» **EXERCISE BRIEF**: Output the material exactly, but drop every image it holds.

» **TASK INPUTS**:
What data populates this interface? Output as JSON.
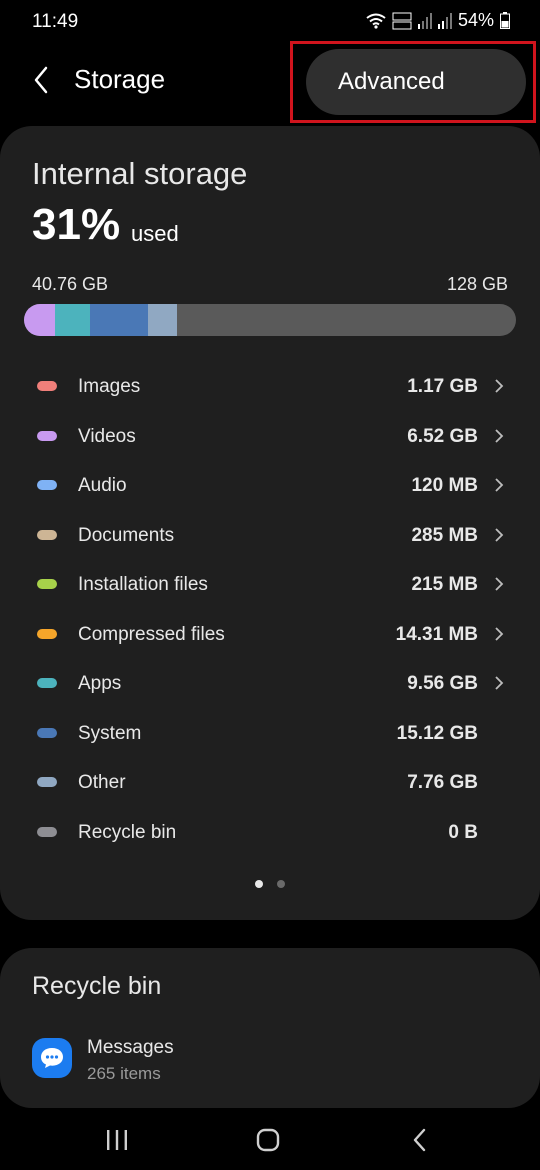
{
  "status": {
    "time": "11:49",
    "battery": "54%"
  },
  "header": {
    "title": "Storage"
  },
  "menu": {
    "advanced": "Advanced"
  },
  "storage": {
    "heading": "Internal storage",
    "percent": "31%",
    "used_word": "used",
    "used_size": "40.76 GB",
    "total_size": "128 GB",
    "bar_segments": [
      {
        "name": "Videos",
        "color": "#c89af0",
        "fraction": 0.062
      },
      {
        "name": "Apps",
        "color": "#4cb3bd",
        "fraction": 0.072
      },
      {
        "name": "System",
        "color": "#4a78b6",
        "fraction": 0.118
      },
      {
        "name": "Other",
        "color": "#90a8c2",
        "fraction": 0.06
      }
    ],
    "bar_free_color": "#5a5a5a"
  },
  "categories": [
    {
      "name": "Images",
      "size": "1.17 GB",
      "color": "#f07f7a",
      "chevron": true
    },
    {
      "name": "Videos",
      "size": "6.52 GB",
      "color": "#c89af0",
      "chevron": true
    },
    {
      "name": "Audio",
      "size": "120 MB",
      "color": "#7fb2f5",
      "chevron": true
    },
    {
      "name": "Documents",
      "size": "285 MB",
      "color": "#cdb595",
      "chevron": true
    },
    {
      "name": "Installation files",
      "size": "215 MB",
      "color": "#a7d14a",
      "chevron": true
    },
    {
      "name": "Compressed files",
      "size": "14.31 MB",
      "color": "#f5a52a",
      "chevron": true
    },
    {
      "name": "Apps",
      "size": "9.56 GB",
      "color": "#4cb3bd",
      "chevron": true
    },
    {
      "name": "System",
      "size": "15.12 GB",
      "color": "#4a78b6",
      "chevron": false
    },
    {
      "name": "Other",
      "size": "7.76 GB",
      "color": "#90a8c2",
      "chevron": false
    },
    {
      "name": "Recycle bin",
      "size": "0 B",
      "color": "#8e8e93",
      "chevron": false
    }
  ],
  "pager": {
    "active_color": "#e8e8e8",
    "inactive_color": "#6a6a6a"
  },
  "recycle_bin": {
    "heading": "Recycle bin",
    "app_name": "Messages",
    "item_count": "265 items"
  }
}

» **EXERCISE SOLUTION**:
What data populates this interface? Output as JSON.
{
  "status": {
    "time": "11:49",
    "battery": "54%"
  },
  "header": {
    "title": "Storage"
  },
  "menu": {
    "advanced": "Advanced"
  },
  "storage": {
    "heading": "Internal storage",
    "percent": "31%",
    "used_word": "used",
    "used_size": "40.76 GB",
    "total_size": "128 GB",
    "bar_segments": [
      {
        "name": "Videos",
        "color": "#c89af0",
        "fraction": 0.062
      },
      {
        "name": "Apps",
        "color": "#4cb3bd",
        "fraction": 0.072
      },
      {
        "name": "System",
        "color": "#4a78b6",
        "fraction": 0.118
      },
      {
        "name": "Other",
        "color": "#90a8c2",
        "fraction": 0.06
      }
    ],
    "bar_free_color": "#5a5a5a"
  },
  "categories": [
    {
      "name": "Images",
      "size": "1.17 GB",
      "color": "#f07f7a",
      "chevron": true
    },
    {
      "name": "Videos",
      "size": "6.52 GB",
      "color": "#c89af0",
      "chevron": true
    },
    {
      "name": "Audio",
      "size": "120 MB",
      "color": "#7fb2f5",
      "chevron": true
    },
    {
      "name": "Documents",
      "size": "285 MB",
      "color": "#cdb595",
      "chevron": true
    },
    {
      "name": "Installation files",
      "size": "215 MB",
      "color": "#a7d14a",
      "chevron": true
    },
    {
      "name": "Compressed files",
      "size": "14.31 MB",
      "color": "#f5a52a",
      "chevron": true
    },
    {
      "name": "Apps",
      "size": "9.56 GB",
      "color": "#4cb3bd",
      "chevron": true
    },
    {
      "name": "System",
      "size": "15.12 GB",
      "color": "#4a78b6",
      "chevron": false
    },
    {
      "name": "Other",
      "size": "7.76 GB",
      "color": "#90a8c2",
      "chevron": false
    },
    {
      "name": "Recycle bin",
      "size": "0 B",
      "color": "#8e8e93",
      "chevron": false
    }
  ],
  "pager": {
    "active_color": "#e8e8e8",
    "inactive_color": "#6a6a6a"
  },
  "recycle_bin": {
    "heading": "Recycle bin",
    "app_name": "Messages",
    "item_count": "265 items"
  }
}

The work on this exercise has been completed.